[Extract provided]:
= 1929 in British music =

This is a summary of 1929 in music in the United Kingdom.

==Events==
- 22 January – Gordon Jacob's First String Quartet is premiered by the Spencer Dyke Quartet in London.
- 13 June – Eugene Goossens conducts the UK premiere of Ottorino Respighi's Feste Romane, at the Queen's Hall, London.
- 27 June – First London performances of two ballets by Igor Stravinsky, Apollon musagète and Le baiser de la fée, conducted by the composer at the Kingsway Hall and broadcast on the wireless.
- 4 October – Beethoven’s complete Ninth Symphony (with full chorus) is performed at the Proms for the first time since 1902. It has become a regular annual fixture of the festival ever since.
- 12 October – Sir Thomas Beecham, supported by Peter Warlock, launches a six-day festival of the work of Frederick Delius, at the Queen's Hall in London. The composer attends in his wheelchair.
- October – George Formby has a recording session with Dominion Records.

[What needs to be done]: Rewrite the part of the 1929 British music summary between "- 27 June –" and "with Dominion Records.", inclusive, replacing "wireless" with "radio".

[Excerpted records]:
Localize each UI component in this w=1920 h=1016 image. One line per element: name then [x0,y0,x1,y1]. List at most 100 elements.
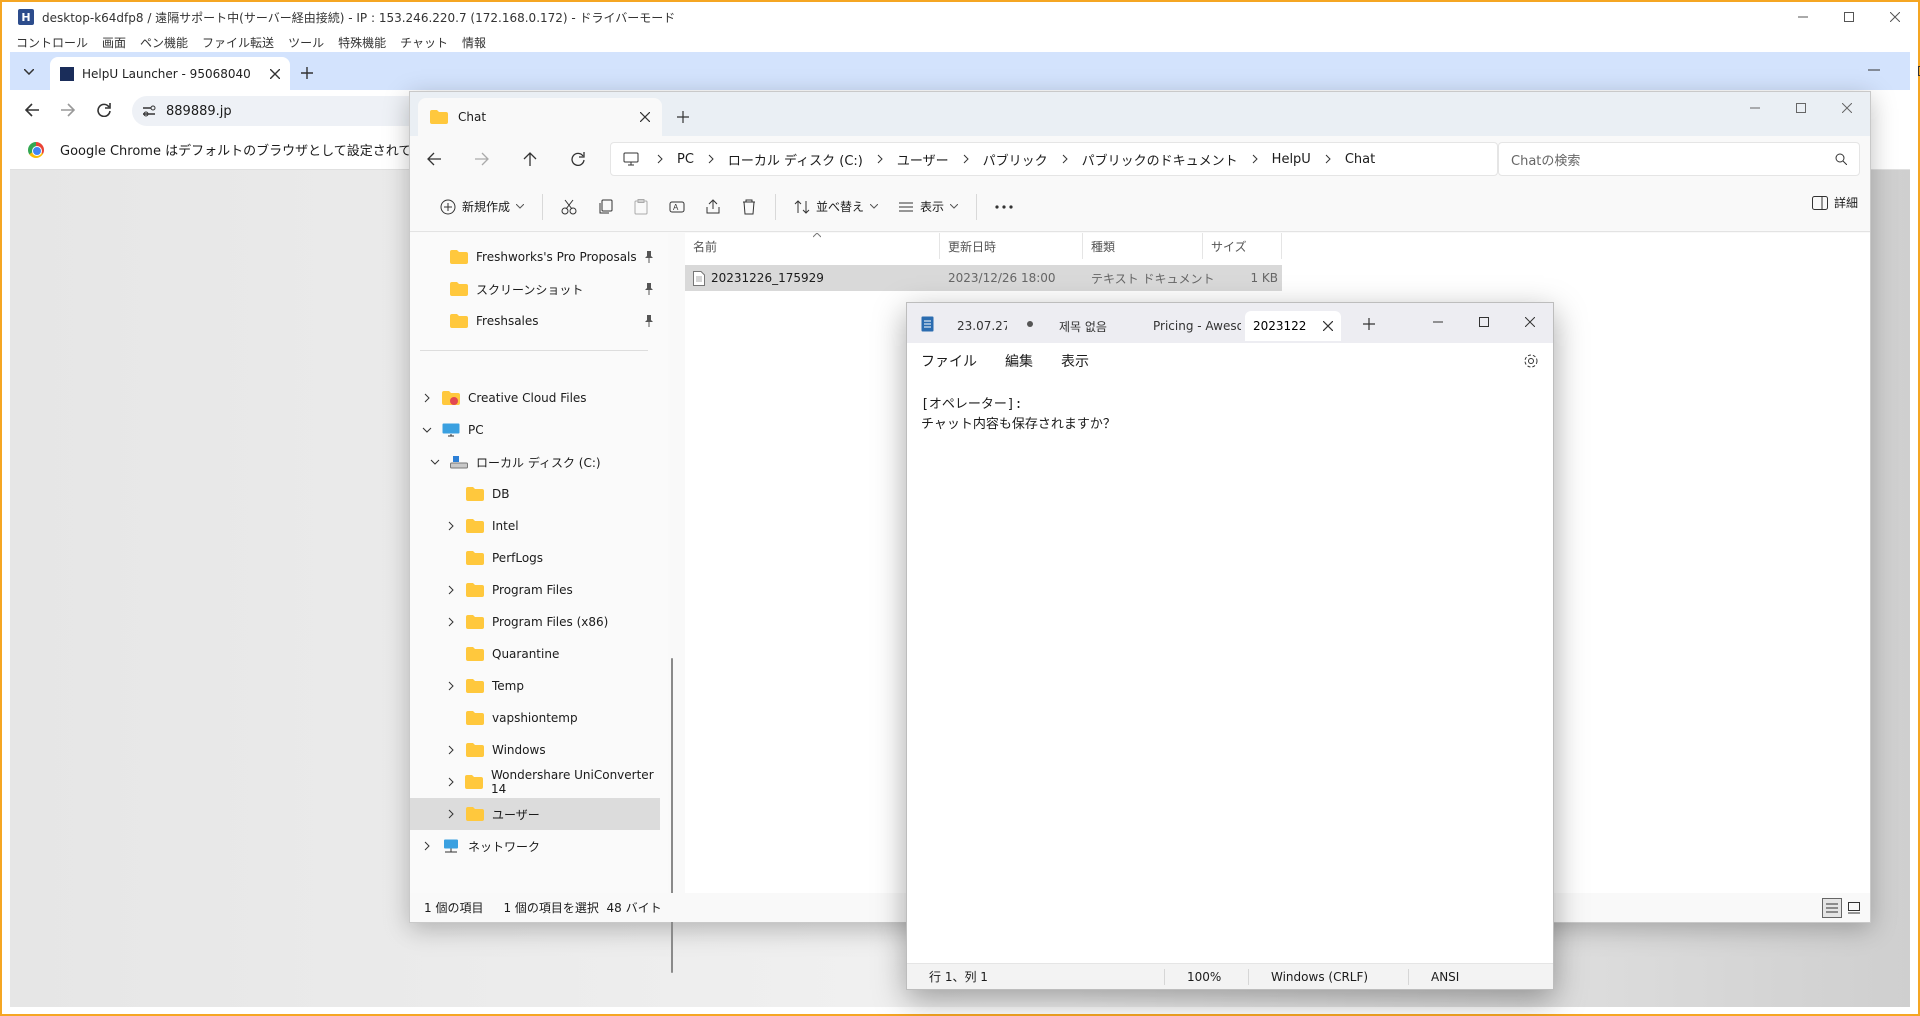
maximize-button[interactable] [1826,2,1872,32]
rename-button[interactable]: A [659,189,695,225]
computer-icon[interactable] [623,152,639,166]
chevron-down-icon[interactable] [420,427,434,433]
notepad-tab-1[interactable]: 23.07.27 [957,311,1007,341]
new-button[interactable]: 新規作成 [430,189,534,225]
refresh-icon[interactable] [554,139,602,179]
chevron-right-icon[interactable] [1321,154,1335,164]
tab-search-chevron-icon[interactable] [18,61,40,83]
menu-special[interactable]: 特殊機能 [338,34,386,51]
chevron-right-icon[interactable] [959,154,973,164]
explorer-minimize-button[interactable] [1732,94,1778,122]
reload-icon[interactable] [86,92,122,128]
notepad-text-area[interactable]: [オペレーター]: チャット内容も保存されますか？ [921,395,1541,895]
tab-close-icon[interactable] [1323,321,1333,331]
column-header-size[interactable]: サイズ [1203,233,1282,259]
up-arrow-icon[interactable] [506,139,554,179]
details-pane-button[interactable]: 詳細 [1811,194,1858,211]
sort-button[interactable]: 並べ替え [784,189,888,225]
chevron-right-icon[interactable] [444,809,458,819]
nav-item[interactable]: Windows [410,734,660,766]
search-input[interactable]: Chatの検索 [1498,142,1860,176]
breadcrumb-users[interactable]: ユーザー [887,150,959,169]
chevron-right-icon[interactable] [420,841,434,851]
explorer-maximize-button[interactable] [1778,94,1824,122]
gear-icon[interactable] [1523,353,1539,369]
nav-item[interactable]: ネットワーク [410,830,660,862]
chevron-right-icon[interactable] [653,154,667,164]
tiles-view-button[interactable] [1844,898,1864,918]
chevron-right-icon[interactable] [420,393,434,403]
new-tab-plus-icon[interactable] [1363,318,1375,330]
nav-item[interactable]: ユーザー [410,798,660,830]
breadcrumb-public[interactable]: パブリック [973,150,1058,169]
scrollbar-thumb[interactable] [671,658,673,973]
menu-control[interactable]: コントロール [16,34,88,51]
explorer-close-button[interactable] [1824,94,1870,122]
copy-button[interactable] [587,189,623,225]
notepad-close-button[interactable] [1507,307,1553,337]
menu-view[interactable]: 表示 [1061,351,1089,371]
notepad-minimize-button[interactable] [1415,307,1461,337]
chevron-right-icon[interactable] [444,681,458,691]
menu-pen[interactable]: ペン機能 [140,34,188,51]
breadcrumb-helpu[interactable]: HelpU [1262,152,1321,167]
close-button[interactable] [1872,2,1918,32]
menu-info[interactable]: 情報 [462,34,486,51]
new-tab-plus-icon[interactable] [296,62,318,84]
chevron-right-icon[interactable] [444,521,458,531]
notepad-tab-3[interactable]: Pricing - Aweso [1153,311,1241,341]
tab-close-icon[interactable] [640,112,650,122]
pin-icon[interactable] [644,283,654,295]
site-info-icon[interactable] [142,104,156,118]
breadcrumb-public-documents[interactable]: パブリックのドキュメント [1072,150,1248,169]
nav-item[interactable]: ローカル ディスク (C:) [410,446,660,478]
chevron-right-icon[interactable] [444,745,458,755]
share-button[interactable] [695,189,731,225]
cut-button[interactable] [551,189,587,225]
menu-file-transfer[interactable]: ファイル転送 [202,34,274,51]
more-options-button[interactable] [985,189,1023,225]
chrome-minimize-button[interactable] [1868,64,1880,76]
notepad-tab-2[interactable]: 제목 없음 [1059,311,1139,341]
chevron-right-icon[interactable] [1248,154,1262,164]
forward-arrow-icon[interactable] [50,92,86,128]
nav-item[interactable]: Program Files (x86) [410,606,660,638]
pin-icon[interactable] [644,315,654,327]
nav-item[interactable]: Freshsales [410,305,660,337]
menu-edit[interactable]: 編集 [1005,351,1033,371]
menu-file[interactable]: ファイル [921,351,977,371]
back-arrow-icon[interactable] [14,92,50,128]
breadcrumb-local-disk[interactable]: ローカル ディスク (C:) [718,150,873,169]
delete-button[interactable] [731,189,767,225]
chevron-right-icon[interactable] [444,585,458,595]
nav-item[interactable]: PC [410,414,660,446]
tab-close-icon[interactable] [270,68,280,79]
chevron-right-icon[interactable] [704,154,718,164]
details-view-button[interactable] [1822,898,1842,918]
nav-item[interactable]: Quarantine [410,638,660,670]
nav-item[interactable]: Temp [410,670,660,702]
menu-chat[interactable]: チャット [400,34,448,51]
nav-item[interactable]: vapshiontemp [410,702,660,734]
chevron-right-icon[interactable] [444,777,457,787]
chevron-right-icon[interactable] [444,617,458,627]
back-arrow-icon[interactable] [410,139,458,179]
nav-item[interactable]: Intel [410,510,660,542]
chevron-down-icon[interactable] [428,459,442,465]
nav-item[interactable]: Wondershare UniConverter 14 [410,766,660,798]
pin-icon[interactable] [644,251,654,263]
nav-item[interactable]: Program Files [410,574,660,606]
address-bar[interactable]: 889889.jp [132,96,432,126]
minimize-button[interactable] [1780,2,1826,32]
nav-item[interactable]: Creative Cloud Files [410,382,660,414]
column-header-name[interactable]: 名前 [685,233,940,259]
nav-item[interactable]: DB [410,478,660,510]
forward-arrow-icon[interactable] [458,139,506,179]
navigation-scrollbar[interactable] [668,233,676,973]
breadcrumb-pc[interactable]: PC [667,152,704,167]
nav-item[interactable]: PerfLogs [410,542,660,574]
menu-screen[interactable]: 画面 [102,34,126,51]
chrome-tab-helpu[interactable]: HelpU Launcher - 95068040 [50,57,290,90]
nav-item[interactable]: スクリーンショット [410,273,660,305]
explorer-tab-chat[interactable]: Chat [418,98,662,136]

--

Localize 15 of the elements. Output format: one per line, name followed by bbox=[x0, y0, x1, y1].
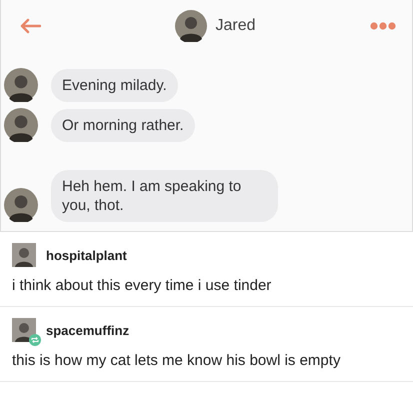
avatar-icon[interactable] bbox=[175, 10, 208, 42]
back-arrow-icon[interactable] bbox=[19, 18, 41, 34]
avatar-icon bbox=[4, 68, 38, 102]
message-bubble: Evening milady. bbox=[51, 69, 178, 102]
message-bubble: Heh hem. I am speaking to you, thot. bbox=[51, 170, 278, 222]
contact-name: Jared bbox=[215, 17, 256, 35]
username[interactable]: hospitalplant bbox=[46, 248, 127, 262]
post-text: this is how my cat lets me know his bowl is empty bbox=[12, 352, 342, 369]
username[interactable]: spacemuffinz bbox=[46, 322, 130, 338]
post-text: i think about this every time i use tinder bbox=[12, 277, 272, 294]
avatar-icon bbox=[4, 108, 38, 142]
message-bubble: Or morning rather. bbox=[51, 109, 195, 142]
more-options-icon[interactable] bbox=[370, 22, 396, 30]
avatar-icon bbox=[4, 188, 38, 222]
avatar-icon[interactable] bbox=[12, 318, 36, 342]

[Exercise answer]:
- 27 June – First London performances of two ballets by Igor Stravinsky, Apollon musagète and Le baiser de la fée, conducted by the composer at the Kingsway Hall and broadcast on the radio.
- 4 October – Beethoven’s complete Ninth Symphony (with full chorus) is performed at the Proms for the first time since 1902. It has become a regular annual fixture of the festival ever since.
- 12 October – Sir Thomas Beecham, supported by Peter Warlock, launches a six-day festival of the work of Frederick Delius, at the Queen's Hall in London. The composer attends in his wheelchair.
- October – George Formby has a recording session with Dominion Records.